2022 Geek-A-Long Sock Academy: Advanced Skills

Hello you fabulous fibermancers. This week got away from me. I swear it was Thursday about 10 minutes ago, but I am informed that it is actually Sunday afternoon and I need to write today’s post. In my defense, I’ve been cleaning up buttermilk from the infinite crevices in my credenza since Friday morning.

That’s an entire container of Pie Weights, and 2 full cups of buttermilk. This kitchen will never not be sticky, ever again. The worst part is, I wasn’t even making pie!!! I dropped a cup onto the container of beads. It fell onto the measuring cup of buttermilk and the result was smelly, sticky, ceramic marbles rolling EVERYWHERE.

For those of you wondering, yes, I do in fact still smell like buttermilk. I have begun to believe I always will. Buttermilk aside, I am struggling today. I slept in late which was nice, but I forgot to take my Adderall right away, and now it’s too late to take it or I won’t be able to sleep well tonight. The end result is aside from a general disinterest in doing anything other than hyperfixating on crafts that I would like to become amazing at but have never actually done before (I’m looking at you, Blackwork Embroidery) and staring aimlessly into the middle distance I am also lacking my usual coping strategies for the current state of the world. Things are pretty bad out there right now. Mabel’s school has gotten rid of the mask mandate and although she still wears one per my insistence, many of her classmates don’t. I don’t know where to possibly start on the vile and indisputably unjustified acts of aggression against Ukraine other than to mention that a great way to support artists/civilians in Ukraine is to find them on Etsy or Ravelry and purchase their digital patterns which put money in their pockets but don’t require them to ship you something.

Basically, today I’m OK, or in any event I’m going to be OK because my biggest problem is that I smell like sour milk and didn’t take the medicine that my insurance covers and that I have easy access to but I’m also acutely aware that most people don’t have it anywhere near as good. Take care of yourselves this week. Give yourself permission to take a break. I’ll try to do the same.

Data for review:

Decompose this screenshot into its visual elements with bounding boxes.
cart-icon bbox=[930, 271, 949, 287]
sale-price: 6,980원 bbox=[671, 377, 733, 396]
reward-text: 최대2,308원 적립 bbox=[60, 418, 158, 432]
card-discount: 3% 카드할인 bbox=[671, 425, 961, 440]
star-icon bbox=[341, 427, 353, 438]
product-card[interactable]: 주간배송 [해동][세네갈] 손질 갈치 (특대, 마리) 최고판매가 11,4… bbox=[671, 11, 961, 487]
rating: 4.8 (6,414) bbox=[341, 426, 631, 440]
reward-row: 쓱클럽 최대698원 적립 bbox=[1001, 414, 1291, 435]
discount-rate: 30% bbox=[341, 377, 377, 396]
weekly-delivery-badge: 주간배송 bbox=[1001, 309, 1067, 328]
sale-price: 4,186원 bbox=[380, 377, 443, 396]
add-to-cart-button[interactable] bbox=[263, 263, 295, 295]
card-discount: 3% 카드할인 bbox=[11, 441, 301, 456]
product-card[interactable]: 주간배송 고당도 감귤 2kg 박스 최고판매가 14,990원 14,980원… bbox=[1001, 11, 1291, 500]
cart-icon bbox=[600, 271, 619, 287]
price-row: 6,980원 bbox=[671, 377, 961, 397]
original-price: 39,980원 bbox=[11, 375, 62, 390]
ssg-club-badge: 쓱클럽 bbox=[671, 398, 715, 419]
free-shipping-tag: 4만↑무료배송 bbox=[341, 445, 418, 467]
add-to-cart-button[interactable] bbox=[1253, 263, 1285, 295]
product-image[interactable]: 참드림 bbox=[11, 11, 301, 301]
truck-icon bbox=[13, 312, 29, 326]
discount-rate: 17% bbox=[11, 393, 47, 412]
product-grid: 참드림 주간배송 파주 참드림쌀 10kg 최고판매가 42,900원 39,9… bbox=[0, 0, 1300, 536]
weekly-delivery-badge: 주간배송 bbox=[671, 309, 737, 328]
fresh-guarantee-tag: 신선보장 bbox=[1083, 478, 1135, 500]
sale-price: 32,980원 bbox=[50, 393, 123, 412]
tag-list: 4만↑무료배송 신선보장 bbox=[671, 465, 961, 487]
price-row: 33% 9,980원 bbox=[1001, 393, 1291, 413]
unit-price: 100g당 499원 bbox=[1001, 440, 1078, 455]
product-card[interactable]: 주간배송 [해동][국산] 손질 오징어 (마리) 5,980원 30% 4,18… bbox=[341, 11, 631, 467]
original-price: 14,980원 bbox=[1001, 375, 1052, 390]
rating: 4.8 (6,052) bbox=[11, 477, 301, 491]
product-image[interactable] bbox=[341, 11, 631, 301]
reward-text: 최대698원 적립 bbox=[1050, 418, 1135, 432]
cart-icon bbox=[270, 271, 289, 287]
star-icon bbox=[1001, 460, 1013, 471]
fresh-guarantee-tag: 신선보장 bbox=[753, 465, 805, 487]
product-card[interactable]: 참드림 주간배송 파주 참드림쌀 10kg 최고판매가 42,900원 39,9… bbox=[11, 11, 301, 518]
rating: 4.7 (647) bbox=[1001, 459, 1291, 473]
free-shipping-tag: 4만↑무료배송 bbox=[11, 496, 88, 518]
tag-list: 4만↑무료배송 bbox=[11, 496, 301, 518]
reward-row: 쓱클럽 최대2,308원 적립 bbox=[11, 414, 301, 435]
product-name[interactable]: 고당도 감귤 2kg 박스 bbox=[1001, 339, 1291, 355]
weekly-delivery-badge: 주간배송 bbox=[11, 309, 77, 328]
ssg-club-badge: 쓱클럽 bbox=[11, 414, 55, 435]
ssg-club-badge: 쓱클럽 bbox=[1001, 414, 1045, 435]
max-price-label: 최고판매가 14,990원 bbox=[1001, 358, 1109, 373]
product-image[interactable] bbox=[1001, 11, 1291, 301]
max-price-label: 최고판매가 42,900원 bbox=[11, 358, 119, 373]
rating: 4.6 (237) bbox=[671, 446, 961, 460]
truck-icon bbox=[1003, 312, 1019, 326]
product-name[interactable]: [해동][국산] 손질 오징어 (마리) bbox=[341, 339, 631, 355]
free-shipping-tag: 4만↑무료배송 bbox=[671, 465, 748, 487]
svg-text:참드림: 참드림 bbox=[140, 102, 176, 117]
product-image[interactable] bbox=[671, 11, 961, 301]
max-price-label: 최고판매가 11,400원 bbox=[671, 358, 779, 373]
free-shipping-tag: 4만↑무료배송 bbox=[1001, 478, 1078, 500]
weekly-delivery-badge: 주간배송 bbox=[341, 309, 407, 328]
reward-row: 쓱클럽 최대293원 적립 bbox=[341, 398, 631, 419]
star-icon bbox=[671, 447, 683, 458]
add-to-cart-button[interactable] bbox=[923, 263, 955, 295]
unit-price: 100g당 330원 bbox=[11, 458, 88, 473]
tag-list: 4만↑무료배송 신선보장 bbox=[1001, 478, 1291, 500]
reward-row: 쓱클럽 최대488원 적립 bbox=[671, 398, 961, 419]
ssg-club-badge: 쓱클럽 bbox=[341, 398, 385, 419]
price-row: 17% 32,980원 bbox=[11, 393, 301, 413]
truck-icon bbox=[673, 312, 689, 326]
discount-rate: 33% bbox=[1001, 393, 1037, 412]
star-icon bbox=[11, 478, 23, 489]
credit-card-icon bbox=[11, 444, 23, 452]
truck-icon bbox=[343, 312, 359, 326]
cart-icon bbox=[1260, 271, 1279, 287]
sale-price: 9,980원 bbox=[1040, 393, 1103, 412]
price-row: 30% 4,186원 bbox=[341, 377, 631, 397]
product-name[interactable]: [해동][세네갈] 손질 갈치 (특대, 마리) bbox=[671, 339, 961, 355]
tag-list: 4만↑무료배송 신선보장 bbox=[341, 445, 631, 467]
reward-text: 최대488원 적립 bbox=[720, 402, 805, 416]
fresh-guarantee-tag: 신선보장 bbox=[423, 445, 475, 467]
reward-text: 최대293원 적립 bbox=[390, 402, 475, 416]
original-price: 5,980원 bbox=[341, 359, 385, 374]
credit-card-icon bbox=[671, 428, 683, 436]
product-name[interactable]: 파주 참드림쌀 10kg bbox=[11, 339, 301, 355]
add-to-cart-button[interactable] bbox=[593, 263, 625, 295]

How to complete this task: Reproduce everything in the Sock Academy post from "Basically, today I’m" down to "do the same.".

Answer below:
Basically, today I’m OK, or in any event I’m going to be OK because my biggest problem is that I smell like sour milk and didn’t take the medicine that my insurance covers and that I have easy access to but I’m also acutely aware that most people don’t have it anywhere near as good. Take care of yourselves this week. Give yourself permission to take a break. I’ll try to do the same.